Only the number is wanted: how many lines in the data contain "Neurosurgery"?
[[ Source material open ]]
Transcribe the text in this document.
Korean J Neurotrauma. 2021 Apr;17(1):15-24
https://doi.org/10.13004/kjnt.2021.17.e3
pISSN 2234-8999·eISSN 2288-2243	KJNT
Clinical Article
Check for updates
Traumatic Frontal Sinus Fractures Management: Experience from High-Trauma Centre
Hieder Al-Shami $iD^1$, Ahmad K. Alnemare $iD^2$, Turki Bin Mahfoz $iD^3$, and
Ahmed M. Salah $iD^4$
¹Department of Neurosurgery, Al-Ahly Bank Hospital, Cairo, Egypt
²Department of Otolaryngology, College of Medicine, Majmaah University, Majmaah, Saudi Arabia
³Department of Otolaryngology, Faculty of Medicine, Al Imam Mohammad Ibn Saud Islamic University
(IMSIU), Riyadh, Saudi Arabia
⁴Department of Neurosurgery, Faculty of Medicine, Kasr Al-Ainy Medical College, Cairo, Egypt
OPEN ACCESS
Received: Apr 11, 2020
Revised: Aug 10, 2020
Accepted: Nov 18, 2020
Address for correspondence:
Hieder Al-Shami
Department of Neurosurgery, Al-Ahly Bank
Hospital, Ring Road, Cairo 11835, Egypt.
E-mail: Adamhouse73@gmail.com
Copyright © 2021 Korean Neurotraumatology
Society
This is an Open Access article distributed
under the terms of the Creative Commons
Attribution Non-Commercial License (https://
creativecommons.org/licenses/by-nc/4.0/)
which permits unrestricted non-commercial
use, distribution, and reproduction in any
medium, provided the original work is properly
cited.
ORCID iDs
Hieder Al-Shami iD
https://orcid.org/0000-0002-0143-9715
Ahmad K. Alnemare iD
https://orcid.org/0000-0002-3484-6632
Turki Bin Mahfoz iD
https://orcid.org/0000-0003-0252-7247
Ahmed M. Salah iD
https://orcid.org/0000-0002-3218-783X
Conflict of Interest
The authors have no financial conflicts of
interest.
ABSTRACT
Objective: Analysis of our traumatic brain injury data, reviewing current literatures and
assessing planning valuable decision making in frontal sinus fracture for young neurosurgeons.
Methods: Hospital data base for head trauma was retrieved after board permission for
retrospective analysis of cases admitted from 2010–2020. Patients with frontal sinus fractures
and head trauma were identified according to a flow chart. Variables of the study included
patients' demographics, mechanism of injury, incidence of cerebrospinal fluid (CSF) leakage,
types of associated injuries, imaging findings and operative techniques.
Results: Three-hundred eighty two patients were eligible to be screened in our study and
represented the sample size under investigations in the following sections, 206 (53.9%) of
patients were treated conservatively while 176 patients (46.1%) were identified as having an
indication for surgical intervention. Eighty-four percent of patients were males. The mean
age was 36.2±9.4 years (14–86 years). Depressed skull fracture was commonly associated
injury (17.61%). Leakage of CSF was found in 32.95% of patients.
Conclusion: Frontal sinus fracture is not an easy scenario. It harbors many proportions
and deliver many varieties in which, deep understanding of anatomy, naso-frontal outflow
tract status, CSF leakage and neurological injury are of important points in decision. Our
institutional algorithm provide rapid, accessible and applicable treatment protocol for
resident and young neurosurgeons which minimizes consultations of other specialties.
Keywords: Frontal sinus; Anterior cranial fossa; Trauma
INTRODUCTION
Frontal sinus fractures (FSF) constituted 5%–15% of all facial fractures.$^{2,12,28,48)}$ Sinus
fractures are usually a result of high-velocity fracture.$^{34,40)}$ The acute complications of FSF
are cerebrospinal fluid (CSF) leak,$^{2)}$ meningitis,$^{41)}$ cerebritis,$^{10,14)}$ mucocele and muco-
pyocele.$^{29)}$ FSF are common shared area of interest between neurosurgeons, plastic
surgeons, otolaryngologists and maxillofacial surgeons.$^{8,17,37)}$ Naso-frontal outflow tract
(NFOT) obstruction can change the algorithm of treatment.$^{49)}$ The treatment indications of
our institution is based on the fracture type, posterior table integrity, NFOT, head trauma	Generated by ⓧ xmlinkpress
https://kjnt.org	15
[[ Source material closed ]]
Reply:
3